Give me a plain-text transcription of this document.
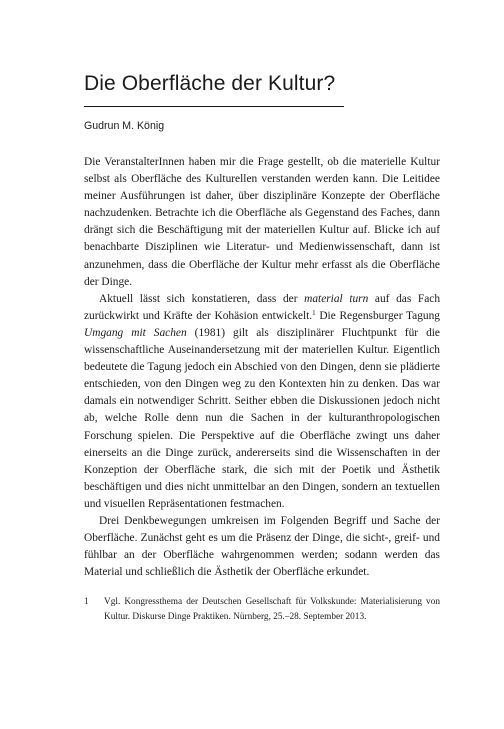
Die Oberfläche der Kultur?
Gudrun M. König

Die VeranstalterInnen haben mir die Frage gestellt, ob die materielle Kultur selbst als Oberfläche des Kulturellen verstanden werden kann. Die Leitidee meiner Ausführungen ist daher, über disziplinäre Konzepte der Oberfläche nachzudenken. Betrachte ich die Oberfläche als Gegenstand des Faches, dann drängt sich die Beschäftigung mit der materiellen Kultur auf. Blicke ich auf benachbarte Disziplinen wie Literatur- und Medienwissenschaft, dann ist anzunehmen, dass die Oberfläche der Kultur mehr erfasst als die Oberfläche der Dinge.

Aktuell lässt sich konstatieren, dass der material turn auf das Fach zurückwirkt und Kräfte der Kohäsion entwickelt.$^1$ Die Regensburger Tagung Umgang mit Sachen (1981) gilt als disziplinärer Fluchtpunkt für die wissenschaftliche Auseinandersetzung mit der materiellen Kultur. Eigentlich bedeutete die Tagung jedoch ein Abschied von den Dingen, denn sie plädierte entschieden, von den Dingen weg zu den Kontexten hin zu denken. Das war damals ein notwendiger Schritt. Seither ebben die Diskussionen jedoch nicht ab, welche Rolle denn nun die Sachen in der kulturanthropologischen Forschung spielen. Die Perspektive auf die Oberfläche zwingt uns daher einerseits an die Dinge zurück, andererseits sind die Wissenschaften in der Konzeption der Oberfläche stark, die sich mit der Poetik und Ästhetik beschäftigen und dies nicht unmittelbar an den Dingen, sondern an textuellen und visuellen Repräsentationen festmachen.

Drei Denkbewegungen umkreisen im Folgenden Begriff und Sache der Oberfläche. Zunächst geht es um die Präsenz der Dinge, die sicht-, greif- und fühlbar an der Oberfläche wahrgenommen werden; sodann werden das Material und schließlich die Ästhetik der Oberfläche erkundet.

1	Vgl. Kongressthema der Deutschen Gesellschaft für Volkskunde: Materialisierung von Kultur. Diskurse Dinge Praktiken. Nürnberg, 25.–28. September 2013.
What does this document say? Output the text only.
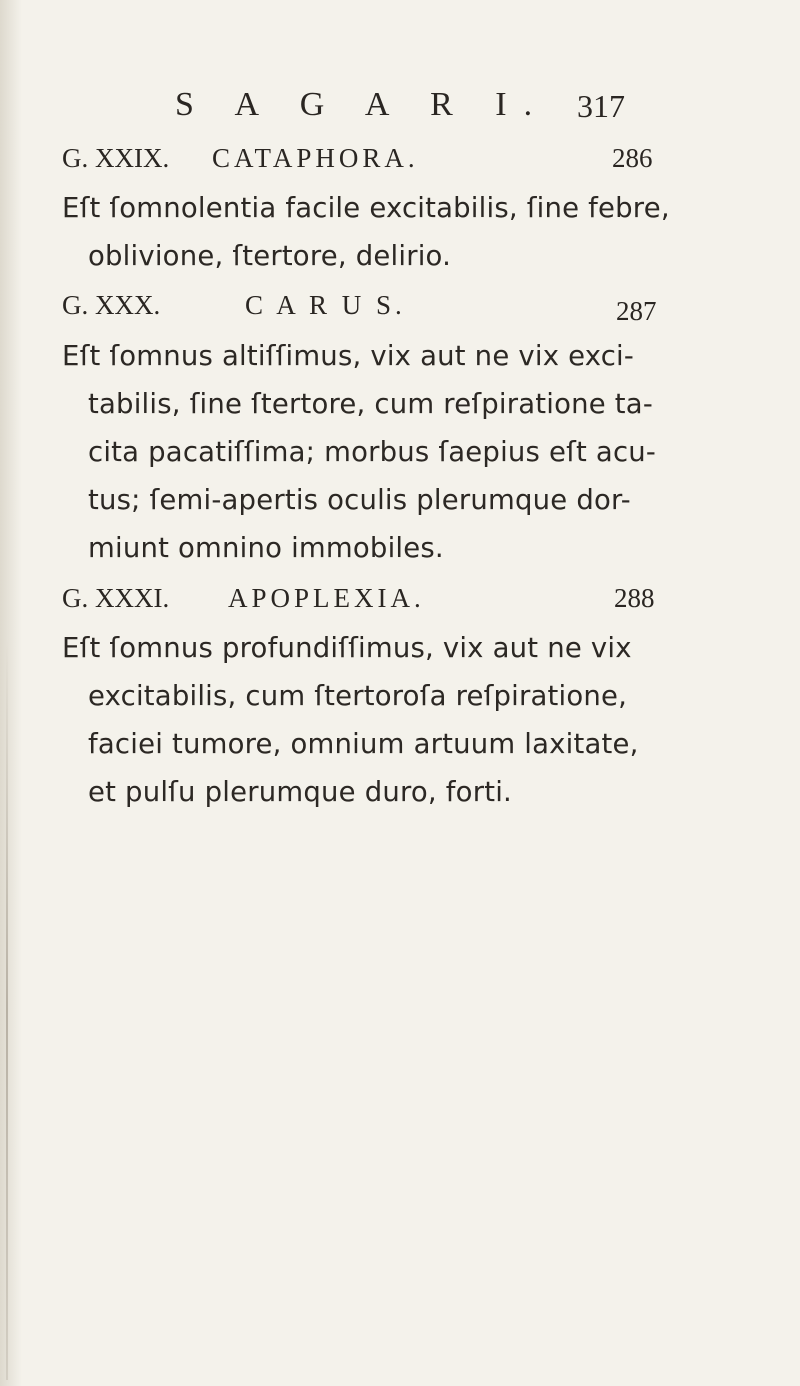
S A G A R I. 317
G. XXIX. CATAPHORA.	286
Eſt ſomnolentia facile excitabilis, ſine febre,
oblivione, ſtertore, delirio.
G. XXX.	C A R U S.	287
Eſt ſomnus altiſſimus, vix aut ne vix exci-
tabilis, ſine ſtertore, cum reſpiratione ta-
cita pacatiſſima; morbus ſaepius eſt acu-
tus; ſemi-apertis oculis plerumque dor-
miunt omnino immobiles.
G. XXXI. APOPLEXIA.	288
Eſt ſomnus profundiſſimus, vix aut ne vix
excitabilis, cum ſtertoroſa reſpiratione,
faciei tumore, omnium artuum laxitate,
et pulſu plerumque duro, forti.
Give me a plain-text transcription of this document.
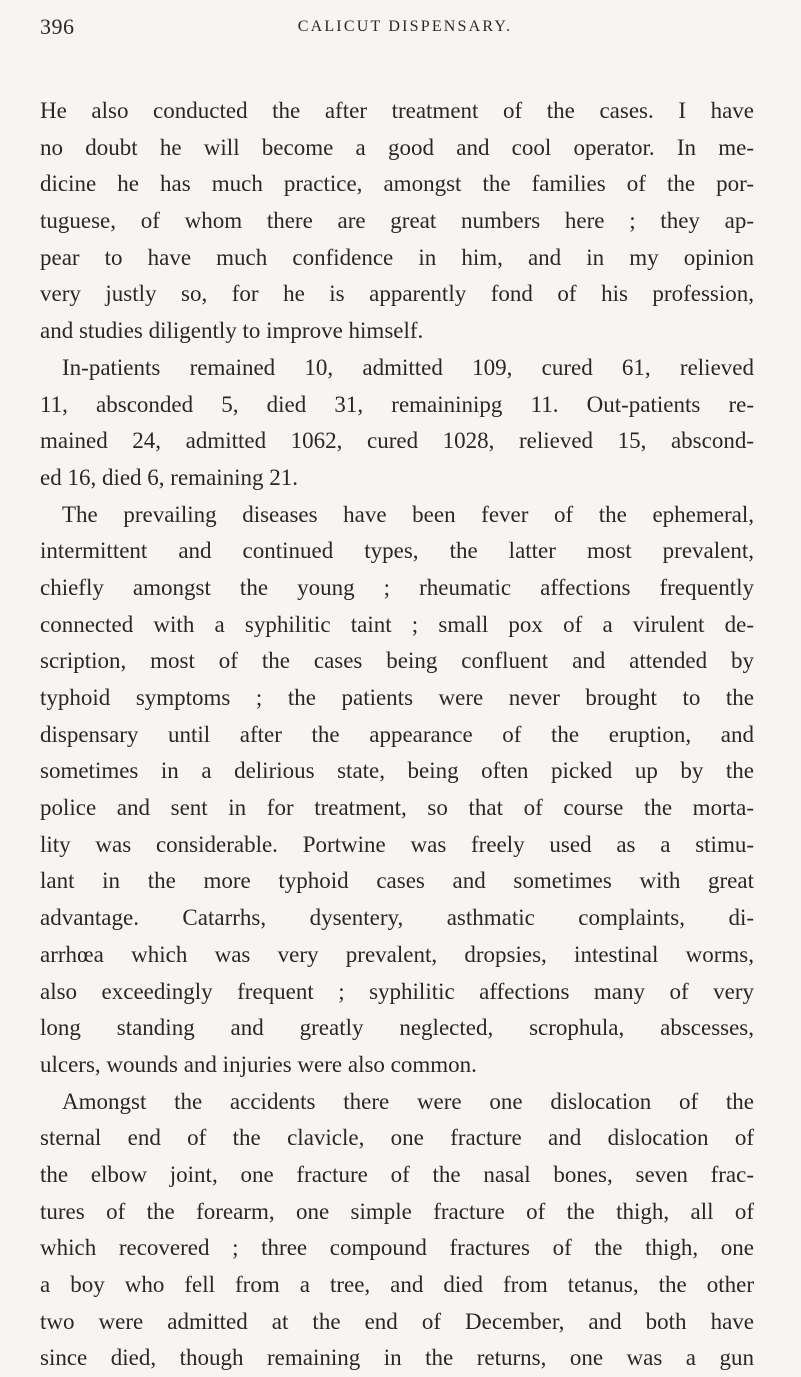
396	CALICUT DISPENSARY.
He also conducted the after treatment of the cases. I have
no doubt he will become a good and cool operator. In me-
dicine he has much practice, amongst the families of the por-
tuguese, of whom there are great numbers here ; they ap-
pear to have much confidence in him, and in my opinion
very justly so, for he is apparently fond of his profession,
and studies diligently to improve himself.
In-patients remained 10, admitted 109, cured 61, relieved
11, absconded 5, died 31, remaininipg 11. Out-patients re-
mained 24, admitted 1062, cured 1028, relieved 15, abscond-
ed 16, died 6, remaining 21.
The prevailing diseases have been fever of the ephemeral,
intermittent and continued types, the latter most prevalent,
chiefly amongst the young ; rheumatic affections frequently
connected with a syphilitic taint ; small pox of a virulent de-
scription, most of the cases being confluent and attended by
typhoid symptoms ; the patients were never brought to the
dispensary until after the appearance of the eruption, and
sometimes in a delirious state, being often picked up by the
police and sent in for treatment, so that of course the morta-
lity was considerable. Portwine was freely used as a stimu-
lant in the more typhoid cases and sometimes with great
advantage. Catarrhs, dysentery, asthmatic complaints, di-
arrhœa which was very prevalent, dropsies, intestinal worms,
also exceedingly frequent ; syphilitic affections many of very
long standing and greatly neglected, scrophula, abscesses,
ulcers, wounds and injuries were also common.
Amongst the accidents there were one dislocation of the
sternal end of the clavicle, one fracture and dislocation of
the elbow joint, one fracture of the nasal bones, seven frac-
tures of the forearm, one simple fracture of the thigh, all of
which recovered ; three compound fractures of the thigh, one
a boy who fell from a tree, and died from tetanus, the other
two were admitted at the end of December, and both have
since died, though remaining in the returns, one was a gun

○ ○ ○

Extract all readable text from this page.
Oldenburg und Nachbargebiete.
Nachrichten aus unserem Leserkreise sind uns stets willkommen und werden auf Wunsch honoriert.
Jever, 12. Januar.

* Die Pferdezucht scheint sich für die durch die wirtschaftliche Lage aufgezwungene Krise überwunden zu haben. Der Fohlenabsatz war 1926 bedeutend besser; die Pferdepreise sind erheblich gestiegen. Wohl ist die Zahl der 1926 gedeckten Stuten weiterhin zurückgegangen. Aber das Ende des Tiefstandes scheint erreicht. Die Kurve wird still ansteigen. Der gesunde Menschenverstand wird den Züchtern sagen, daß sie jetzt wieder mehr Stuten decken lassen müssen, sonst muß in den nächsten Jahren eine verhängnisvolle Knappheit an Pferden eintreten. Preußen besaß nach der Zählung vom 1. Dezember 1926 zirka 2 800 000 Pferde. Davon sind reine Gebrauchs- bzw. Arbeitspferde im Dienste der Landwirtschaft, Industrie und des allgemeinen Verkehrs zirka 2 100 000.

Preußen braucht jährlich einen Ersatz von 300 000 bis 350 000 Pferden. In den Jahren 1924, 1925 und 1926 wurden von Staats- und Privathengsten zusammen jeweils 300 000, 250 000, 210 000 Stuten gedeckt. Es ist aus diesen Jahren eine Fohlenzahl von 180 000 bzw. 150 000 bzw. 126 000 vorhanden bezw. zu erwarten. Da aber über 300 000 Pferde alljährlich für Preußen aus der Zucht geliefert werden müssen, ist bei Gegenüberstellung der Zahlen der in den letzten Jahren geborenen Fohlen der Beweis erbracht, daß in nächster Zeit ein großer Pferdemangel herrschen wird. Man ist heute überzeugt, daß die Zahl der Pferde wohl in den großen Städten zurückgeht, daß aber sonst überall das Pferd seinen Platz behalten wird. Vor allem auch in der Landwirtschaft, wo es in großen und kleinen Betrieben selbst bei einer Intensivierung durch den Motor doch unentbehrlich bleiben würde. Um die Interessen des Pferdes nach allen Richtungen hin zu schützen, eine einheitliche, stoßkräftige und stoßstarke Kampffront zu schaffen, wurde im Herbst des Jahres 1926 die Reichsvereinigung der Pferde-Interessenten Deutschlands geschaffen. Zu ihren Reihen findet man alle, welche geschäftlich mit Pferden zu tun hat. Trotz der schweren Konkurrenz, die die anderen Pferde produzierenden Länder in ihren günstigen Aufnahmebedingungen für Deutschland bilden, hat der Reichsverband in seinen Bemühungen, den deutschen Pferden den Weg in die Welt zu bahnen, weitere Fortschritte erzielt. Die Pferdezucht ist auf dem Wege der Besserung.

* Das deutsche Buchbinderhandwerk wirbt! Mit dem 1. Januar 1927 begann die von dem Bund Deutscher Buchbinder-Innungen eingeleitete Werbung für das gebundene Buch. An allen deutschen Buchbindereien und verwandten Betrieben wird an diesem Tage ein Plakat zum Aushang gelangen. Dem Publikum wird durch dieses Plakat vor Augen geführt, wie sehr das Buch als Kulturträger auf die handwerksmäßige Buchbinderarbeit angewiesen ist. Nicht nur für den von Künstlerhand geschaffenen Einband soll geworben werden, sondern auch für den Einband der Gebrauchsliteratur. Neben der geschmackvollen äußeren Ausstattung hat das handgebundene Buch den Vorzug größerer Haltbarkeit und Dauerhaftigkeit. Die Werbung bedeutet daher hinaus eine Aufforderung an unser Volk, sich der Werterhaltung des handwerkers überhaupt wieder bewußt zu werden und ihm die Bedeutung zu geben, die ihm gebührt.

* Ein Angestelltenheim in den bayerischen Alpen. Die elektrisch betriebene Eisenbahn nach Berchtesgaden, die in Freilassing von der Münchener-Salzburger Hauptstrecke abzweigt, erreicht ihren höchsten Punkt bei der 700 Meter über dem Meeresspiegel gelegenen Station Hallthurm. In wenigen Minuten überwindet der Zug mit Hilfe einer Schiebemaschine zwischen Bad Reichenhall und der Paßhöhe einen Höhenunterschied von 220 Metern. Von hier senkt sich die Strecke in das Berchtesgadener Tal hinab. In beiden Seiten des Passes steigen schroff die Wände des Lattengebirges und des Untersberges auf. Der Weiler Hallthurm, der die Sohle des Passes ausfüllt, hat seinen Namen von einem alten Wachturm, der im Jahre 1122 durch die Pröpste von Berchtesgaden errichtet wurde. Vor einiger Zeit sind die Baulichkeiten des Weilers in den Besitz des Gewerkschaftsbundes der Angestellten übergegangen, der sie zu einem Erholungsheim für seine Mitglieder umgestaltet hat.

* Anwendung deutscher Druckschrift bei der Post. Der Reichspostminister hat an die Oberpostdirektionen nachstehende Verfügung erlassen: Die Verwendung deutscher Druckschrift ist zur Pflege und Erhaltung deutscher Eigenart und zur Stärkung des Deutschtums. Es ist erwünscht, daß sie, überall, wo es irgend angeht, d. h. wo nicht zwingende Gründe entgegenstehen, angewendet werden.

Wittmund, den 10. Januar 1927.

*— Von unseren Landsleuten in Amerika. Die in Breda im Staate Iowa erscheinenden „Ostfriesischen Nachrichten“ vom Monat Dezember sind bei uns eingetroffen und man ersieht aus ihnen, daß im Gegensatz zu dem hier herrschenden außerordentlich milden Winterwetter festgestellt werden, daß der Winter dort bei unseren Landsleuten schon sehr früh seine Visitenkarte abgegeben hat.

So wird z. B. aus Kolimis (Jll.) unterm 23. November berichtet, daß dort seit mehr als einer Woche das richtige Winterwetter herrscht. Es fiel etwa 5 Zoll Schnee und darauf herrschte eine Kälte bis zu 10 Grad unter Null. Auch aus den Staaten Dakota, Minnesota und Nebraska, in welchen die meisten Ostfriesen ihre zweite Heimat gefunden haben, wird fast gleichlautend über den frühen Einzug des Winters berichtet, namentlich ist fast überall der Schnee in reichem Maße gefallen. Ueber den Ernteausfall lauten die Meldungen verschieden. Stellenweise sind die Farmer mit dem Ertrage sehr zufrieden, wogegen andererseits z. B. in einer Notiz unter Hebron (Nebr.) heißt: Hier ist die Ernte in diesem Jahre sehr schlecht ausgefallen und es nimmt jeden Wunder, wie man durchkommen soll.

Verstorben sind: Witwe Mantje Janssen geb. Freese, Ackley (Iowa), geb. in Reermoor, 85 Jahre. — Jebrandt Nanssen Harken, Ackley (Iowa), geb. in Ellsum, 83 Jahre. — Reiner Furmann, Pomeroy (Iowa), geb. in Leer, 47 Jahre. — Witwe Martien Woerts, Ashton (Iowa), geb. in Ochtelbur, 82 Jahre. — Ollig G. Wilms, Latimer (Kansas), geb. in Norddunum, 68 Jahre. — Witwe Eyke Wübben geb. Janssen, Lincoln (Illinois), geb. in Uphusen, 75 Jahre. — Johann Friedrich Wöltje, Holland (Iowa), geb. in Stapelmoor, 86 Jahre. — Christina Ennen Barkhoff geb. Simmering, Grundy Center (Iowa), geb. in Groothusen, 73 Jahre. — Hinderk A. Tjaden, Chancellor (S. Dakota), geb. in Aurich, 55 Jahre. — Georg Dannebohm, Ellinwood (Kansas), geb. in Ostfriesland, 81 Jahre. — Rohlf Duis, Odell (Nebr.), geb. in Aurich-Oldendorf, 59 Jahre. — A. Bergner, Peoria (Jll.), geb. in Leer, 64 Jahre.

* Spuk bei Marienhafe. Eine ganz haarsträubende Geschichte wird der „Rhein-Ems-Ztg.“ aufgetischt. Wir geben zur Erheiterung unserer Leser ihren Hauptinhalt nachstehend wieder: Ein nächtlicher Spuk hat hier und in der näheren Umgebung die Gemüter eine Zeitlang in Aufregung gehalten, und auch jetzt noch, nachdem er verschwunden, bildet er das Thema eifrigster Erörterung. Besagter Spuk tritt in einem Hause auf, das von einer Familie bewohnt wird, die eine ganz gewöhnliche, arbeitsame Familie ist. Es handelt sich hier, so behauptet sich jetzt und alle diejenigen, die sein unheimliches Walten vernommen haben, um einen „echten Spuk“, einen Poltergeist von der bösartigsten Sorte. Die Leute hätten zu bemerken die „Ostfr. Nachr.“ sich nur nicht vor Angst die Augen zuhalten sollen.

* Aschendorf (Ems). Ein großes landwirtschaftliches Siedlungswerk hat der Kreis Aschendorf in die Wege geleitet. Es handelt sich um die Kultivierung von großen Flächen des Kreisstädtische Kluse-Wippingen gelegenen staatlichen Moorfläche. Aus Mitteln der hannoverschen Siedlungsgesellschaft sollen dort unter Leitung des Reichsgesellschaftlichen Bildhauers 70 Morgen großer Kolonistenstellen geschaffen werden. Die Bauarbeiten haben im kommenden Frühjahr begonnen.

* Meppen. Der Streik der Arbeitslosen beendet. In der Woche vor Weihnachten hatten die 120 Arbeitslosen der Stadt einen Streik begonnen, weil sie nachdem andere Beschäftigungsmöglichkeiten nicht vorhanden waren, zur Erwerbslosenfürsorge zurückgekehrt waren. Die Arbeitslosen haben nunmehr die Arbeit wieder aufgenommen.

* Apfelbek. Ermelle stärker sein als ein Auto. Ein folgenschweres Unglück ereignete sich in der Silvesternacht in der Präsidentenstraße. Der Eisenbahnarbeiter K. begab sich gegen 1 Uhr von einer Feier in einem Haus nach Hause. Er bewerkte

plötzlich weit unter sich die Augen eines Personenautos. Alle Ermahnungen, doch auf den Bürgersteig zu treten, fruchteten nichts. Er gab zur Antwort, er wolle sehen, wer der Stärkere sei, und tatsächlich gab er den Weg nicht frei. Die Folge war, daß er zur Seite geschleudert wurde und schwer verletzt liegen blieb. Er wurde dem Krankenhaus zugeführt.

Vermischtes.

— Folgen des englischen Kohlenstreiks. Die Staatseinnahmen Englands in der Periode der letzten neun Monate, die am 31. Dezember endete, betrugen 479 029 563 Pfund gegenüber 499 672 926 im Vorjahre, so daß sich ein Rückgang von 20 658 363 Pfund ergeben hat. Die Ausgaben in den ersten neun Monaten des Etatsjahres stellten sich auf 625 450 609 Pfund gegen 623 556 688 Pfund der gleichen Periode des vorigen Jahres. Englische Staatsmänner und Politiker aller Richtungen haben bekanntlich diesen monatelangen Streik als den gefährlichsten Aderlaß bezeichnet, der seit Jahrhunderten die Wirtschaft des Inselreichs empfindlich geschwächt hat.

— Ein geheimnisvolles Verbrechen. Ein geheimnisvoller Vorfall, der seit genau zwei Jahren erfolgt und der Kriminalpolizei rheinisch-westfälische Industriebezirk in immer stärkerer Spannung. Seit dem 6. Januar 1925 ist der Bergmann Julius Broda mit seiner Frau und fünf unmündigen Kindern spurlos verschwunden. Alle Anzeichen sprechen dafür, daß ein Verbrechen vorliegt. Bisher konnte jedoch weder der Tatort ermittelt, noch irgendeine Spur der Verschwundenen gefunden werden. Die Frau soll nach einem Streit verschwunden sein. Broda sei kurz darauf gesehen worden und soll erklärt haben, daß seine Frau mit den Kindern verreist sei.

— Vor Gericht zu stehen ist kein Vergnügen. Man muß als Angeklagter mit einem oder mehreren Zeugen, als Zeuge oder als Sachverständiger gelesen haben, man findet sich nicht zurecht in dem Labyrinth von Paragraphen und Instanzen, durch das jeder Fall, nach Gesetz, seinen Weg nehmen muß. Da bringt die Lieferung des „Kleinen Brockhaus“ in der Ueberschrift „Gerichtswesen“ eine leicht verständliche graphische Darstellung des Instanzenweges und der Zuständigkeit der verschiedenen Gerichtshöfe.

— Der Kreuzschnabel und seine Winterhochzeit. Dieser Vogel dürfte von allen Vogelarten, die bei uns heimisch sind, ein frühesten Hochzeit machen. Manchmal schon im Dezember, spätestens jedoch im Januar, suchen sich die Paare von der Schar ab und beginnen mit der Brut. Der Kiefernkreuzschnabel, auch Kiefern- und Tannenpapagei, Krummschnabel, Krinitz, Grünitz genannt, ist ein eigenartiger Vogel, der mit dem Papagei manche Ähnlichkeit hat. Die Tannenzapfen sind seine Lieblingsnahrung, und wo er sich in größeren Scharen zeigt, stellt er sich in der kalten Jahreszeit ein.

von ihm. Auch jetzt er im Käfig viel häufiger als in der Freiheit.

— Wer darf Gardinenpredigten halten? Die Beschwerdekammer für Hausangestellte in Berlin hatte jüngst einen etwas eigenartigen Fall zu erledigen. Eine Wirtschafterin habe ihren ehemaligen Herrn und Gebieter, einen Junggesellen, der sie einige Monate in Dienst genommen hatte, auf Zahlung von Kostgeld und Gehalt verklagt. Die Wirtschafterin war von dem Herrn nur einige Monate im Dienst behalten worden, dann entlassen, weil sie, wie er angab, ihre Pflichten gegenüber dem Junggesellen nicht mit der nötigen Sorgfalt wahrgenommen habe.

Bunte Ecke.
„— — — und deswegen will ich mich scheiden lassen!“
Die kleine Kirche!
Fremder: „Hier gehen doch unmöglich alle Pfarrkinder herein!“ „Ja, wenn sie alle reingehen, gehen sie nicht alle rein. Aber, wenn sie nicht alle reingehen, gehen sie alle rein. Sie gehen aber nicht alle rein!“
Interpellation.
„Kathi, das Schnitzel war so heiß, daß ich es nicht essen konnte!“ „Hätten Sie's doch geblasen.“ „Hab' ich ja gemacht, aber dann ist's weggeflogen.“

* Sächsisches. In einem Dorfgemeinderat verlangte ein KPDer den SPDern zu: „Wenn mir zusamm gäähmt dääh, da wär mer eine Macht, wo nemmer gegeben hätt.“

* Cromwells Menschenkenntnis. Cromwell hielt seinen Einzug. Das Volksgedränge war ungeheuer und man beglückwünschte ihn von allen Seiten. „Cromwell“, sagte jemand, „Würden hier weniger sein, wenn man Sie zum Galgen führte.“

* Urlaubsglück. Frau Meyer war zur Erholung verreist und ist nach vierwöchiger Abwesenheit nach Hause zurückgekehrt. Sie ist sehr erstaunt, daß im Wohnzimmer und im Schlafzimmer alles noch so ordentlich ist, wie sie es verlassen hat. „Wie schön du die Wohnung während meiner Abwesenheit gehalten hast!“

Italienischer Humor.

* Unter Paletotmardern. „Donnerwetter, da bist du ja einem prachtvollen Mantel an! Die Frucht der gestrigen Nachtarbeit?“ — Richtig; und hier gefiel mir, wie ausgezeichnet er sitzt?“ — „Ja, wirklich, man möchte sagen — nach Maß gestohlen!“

○ ○ ○

* _YOUR ASSIGNMENT_: Please tally the lines in the data above containing the string "excitabilis", and give the number alone.

* _SOLUTION TO THIS PROBLEM_: 2